Exercise instructions »
Reproduce every entry that follows word for word, but omit the images.

Extracted entries »
——————————

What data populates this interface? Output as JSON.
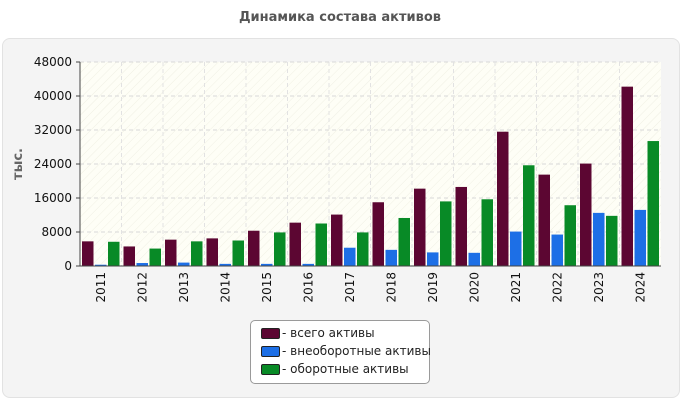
{
  "title": "Динамика состава активов",
  "chart_data": {
    "type": "bar",
    "title": "Динамика состава активов",
    "ylabel": "тыс.",
    "xlabel": "",
    "ylim": [
      0,
      48000
    ],
    "yticks": [
      0,
      8000,
      16000,
      24000,
      32000,
      40000,
      48000
    ],
    "grid": true,
    "legend_position": "bottom",
    "categories": [
      "2011",
      "2012",
      "2013",
      "2014",
      "2015",
      "2016",
      "2017",
      "2018",
      "2019",
      "2020",
      "2021",
      "2022",
      "2023",
      "2024"
    ],
    "series": [
      {
        "name": "- всего активы",
        "color": "#5c0632",
        "values": [
          5800,
          4600,
          6200,
          6500,
          8300,
          10200,
          12100,
          15000,
          18200,
          18600,
          31600,
          21500,
          24100,
          42200
        ]
      },
      {
        "name": "- внеоборотные активы",
        "color": "#1d6fe6",
        "values": [
          300,
          700,
          800,
          500,
          500,
          500,
          4300,
          3800,
          3200,
          3100,
          8100,
          7400,
          12500,
          13200
        ]
      },
      {
        "name": "- оборотные активы",
        "color": "#088a26",
        "values": [
          5700,
          4100,
          5800,
          6000,
          7900,
          10000,
          7900,
          11300,
          15200,
          15700,
          23700,
          14300,
          11800,
          29400
        ]
      }
    ]
  }
}
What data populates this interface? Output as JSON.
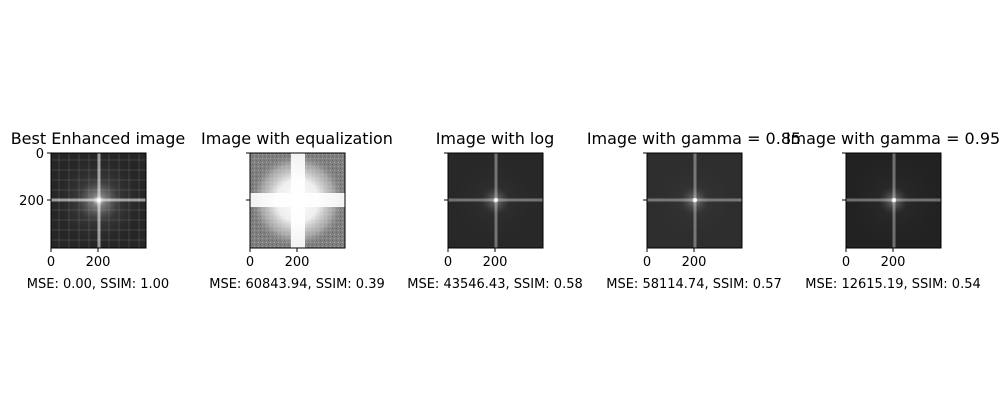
{
  "panels": [
    {
      "title": "Best Enhanced image",
      "metrics": "MSE: 0.00, SSIM: 1.00",
      "render": "enhanced",
      "xticks": [
        "0",
        "200"
      ],
      "yticks": [
        "0",
        "200"
      ],
      "show_ytick_labels": true
    },
    {
      "title": "Image with equalization",
      "metrics": "MSE: 60843.94, SSIM: 0.39",
      "render": "equalized",
      "xticks": [
        "0",
        "200"
      ],
      "yticks": [
        "0",
        "200"
      ],
      "show_ytick_labels": false
    },
    {
      "title": "Image with log",
      "metrics": "MSE: 43546.43, SSIM: 0.58",
      "render": "log",
      "xticks": [
        "0",
        "200"
      ],
      "yticks": [
        "0",
        "200"
      ],
      "show_ytick_labels": false
    },
    {
      "title": "Image with gamma = 0.85",
      "metrics": "MSE: 58114.74, SSIM: 0.57",
      "render": "gamma",
      "xticks": [
        "0",
        "200"
      ],
      "yticks": [
        "0",
        "200"
      ],
      "show_ytick_labels": false
    },
    {
      "title": "Image with gamma = 0.95",
      "metrics": "MSE: 12615.19, SSIM: 0.54",
      "render": "gamma",
      "xticks": [
        "0",
        "200"
      ],
      "yticks": [
        "0",
        "200"
      ],
      "show_ytick_labels": false
    }
  ],
  "colors": {
    "background": "#ffffff",
    "enhanced_base": "#262626",
    "equalized_base": "#7f7f7f",
    "log_base": "#282828",
    "gamma085_base": "#2e2e2e",
    "gamma095_base": "#222222"
  }
}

——————————

Full output »
What data populates this interface? Output as JSON.
{
  "title": "Динамика состава активов",
  "chart_data": {
    "type": "bar",
    "title": "Динамика состава активов",
    "ylabel": "тыс.",
    "xlabel": "",
    "ylim": [
      0,
      48000
    ],
    "yticks": [
      0,
      8000,
      16000,
      24000,
      32000,
      40000,
      48000
    ],
    "grid": true,
    "legend_position": "bottom",
    "categories": [
      "2011",
      "2012",
      "2013",
      "2014",
      "2015",
      "2016",
      "2017",
      "2018",
      "2019",
      "2020",
      "2021",
      "2022",
      "2023",
      "2024"
    ],
    "series": [
      {
        "name": "- всего активы",
        "color": "#5c0632",
        "values": [
          5800,
          4600,
          6200,
          6500,
          8300,
          10200,
          12100,
          15000,
          18200,
          18600,
          31600,
          21500,
          24100,
          42200
        ]
      },
      {
        "name": "- внеоборотные активы",
        "color": "#1d6fe6",
        "values": [
          300,
          700,
          800,
          500,
          500,
          500,
          4300,
          3800,
          3200,
          3100,
          8100,
          7400,
          12500,
          13200
        ]
      },
      {
        "name": "- оборотные активы",
        "color": "#088a26",
        "values": [
          5700,
          4100,
          5800,
          6000,
          7900,
          10000,
          7900,
          11300,
          15200,
          15700,
          23700,
          14300,
          11800,
          29400
        ]
      }
    ]
  }
}
What data populates this interface? Output as JSON.
{
  "panels": [
    {
      "title": "Best Enhanced image",
      "metrics": "MSE: 0.00, SSIM: 1.00",
      "render": "enhanced",
      "xticks": [
        "0",
        "200"
      ],
      "yticks": [
        "0",
        "200"
      ],
      "show_ytick_labels": true
    },
    {
      "title": "Image with equalization",
      "metrics": "MSE: 60843.94, SSIM: 0.39",
      "render": "equalized",
      "xticks": [
        "0",
        "200"
      ],
      "yticks": [
        "0",
        "200"
      ],
      "show_ytick_labels": false
    },
    {
      "title": "Image with log",
      "metrics": "MSE: 43546.43, SSIM: 0.58",
      "render": "log",
      "xticks": [
        "0",
        "200"
      ],
      "yticks": [
        "0",
        "200"
      ],
      "show_ytick_labels": false
    },
    {
      "title": "Image with gamma = 0.85",
      "metrics": "MSE: 58114.74, SSIM: 0.57",
      "render": "gamma",
      "xticks": [
        "0",
        "200"
      ],
      "yticks": [
        "0",
        "200"
      ],
      "show_ytick_labels": false
    },
    {
      "title": "Image with gamma = 0.95",
      "metrics": "MSE: 12615.19, SSIM: 0.54",
      "render": "gamma",
      "xticks": [
        "0",
        "200"
      ],
      "yticks": [
        "0",
        "200"
      ],
      "show_ytick_labels": false
    }
  ],
  "colors": {
    "background": "#ffffff",
    "enhanced_base": "#262626",
    "equalized_base": "#7f7f7f",
    "log_base": "#282828",
    "gamma085_base": "#2e2e2e",
    "gamma095_base": "#222222"
  }
}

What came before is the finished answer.